** BEGIN **
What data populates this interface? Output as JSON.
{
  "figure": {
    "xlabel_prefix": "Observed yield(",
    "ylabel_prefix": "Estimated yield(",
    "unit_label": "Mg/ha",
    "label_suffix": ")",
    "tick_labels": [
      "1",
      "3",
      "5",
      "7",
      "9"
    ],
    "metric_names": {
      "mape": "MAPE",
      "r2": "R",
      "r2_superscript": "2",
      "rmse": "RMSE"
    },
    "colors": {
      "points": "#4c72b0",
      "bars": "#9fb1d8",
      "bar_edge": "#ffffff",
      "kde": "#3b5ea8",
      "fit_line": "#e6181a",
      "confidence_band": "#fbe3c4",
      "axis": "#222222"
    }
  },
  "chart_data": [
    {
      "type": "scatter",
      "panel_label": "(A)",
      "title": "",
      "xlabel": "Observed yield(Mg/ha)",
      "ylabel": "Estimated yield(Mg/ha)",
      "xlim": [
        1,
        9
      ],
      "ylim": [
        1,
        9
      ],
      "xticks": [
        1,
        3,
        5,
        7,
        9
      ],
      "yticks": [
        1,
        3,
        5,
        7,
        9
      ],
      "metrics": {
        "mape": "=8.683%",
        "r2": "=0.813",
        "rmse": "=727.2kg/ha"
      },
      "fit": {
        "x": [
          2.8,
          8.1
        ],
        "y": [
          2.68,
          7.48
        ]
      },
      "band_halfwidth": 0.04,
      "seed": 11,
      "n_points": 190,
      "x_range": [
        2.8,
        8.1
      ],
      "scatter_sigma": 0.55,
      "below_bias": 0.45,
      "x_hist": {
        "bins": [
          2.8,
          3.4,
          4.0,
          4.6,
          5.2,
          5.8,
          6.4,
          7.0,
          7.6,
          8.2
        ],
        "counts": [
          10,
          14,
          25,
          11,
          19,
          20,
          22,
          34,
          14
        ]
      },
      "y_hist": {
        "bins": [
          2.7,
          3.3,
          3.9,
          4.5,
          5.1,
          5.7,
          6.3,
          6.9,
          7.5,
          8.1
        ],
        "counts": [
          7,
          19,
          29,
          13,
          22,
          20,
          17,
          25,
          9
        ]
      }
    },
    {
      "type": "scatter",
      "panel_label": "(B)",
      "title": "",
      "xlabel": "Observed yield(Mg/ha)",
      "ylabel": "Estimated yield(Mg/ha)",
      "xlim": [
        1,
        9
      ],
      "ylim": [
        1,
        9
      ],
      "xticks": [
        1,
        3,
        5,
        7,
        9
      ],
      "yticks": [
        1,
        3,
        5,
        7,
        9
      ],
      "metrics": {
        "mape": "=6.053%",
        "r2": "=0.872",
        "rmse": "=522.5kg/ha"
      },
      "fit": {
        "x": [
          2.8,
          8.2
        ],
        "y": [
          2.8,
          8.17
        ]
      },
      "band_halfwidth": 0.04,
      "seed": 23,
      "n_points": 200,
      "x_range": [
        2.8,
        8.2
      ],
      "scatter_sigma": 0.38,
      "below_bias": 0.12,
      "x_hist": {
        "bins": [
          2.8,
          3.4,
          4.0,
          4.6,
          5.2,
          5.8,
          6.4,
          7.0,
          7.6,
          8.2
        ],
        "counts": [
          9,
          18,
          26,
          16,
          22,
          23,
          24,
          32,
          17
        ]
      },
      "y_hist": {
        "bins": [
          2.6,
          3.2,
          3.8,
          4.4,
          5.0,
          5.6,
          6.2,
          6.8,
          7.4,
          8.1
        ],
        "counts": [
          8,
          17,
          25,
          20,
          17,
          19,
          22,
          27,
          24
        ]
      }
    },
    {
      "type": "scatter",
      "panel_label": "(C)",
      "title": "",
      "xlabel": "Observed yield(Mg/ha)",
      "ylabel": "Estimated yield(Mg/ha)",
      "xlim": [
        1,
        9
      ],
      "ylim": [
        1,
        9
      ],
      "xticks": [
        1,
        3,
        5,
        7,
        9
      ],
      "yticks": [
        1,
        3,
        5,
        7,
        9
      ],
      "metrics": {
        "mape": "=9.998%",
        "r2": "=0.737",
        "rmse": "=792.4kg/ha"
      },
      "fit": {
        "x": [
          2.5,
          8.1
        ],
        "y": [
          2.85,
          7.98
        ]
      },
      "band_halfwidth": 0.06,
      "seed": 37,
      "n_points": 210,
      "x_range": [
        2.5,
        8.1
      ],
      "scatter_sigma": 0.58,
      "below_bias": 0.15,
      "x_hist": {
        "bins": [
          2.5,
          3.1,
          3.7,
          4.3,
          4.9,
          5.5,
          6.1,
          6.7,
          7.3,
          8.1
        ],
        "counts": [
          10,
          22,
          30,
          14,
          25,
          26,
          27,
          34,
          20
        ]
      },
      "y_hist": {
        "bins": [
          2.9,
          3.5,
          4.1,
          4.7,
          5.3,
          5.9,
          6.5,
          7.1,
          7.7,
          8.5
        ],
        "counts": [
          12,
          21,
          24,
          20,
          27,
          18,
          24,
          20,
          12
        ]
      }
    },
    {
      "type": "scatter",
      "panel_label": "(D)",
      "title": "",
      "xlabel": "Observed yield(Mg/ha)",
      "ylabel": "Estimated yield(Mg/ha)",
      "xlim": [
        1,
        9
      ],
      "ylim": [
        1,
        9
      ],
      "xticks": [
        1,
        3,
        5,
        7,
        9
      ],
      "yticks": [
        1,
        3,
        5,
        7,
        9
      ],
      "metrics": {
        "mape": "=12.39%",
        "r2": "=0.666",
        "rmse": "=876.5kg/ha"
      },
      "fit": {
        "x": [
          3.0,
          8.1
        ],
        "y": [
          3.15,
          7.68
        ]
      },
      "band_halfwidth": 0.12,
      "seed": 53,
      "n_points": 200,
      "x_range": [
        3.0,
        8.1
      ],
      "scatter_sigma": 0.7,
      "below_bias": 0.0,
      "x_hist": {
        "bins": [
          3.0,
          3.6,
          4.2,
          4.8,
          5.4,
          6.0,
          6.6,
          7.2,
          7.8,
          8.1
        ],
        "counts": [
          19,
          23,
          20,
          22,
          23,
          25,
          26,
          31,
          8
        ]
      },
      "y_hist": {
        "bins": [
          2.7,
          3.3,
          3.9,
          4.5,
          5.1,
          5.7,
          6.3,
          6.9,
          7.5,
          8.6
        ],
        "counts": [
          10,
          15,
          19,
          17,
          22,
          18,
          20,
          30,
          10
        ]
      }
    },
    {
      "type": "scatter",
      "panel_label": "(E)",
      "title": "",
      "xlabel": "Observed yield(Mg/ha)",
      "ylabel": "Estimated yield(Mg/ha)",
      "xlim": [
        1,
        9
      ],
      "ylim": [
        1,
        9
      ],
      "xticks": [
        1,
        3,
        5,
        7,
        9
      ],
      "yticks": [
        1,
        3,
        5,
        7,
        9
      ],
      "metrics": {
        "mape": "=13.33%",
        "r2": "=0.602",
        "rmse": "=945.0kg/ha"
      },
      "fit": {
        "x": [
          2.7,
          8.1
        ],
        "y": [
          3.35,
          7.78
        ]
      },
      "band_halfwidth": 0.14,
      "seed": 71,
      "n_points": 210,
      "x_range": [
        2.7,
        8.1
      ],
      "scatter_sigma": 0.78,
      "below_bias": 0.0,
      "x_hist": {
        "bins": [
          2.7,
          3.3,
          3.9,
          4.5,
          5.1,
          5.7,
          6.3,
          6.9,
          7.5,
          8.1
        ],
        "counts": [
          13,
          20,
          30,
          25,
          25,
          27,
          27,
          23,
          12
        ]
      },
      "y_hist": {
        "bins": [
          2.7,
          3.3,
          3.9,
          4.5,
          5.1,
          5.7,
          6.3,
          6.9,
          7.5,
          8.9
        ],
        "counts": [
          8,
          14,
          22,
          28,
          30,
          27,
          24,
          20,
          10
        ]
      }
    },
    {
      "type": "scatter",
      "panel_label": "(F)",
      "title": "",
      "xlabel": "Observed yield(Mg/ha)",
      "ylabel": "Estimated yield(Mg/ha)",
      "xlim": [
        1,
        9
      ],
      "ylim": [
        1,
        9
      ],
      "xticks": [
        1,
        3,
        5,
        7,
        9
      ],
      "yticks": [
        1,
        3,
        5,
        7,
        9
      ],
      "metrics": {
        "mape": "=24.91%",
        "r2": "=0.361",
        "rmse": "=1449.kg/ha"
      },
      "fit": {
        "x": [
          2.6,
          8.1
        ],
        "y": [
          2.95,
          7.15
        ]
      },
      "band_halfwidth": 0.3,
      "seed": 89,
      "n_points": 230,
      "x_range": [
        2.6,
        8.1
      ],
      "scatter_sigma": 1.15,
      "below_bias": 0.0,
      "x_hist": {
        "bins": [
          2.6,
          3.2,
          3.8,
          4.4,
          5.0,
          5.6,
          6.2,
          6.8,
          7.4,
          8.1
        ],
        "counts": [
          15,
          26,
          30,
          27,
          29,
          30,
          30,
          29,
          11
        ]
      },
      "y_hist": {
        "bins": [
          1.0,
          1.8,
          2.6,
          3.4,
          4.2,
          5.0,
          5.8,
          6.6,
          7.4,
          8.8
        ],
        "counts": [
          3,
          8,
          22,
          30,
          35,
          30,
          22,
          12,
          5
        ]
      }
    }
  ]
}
** END **
What to produce: List each line of the entries that holds the string "seed".

Response to this task:
      "seed": 11,
      "seed": 23,
      "seed": 37,
      "seed": 53,
      "seed": 71,
      "seed": 89,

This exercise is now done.